● What you need to do: Output every line exactly as written. Leave out pictures.

● Dataset records:
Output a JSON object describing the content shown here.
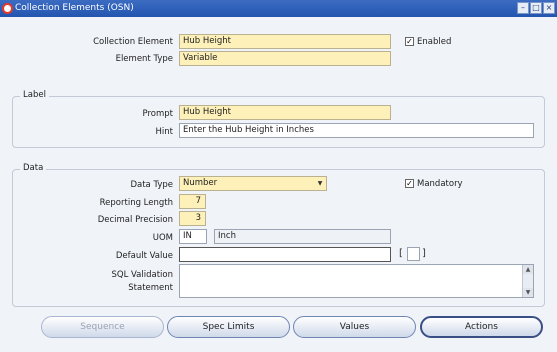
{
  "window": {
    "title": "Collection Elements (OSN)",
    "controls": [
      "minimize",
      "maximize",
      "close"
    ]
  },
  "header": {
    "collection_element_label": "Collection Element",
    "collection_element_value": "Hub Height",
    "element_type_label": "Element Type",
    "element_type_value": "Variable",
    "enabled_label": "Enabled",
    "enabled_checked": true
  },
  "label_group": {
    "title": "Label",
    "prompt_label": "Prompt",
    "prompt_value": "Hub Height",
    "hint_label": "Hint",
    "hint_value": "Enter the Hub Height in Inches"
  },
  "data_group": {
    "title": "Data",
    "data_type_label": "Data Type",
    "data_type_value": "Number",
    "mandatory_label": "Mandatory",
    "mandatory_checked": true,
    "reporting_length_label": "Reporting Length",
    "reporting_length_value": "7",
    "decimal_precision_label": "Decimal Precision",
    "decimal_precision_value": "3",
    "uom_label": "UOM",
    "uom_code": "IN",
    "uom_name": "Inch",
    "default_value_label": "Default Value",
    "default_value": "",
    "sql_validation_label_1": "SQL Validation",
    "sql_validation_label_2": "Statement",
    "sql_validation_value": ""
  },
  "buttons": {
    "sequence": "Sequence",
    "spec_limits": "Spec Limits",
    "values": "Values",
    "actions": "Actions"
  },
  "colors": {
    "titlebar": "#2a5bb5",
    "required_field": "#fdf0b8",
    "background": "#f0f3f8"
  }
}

● Reply to the task:
Output a JSON object describing the content shown here.
{
  "window": {
    "title": "Collection Elements (OSN)",
    "controls": [
      "minimize",
      "maximize",
      "close"
    ]
  },
  "header": {
    "collection_element_label": "Collection Element",
    "collection_element_value": "Hub Height",
    "element_type_label": "Element Type",
    "element_type_value": "Variable",
    "enabled_label": "Enabled",
    "enabled_checked": true
  },
  "label_group": {
    "title": "Label",
    "prompt_label": "Prompt",
    "prompt_value": "Hub Height",
    "hint_label": "Hint",
    "hint_value": "Enter the Hub Height in Inches"
  },
  "data_group": {
    "title": "Data",
    "data_type_label": "Data Type",
    "data_type_value": "Number",
    "mandatory_label": "Mandatory",
    "mandatory_checked": true,
    "reporting_length_label": "Reporting Length",
    "reporting_length_value": "7",
    "decimal_precision_label": "Decimal Precision",
    "decimal_precision_value": "3",
    "uom_label": "UOM",
    "uom_code": "IN",
    "uom_name": "Inch",
    "default_value_label": "Default Value",
    "default_value": "",
    "sql_validation_label_1": "SQL Validation",
    "sql_validation_label_2": "Statement",
    "sql_validation_value": ""
  },
  "buttons": {
    "sequence": "Sequence",
    "spec_limits": "Spec Limits",
    "values": "Values",
    "actions": "Actions"
  },
  "colors": {
    "titlebar": "#2a5bb5",
    "required_field": "#fdf0b8",
    "background": "#f0f3f8"
  }
}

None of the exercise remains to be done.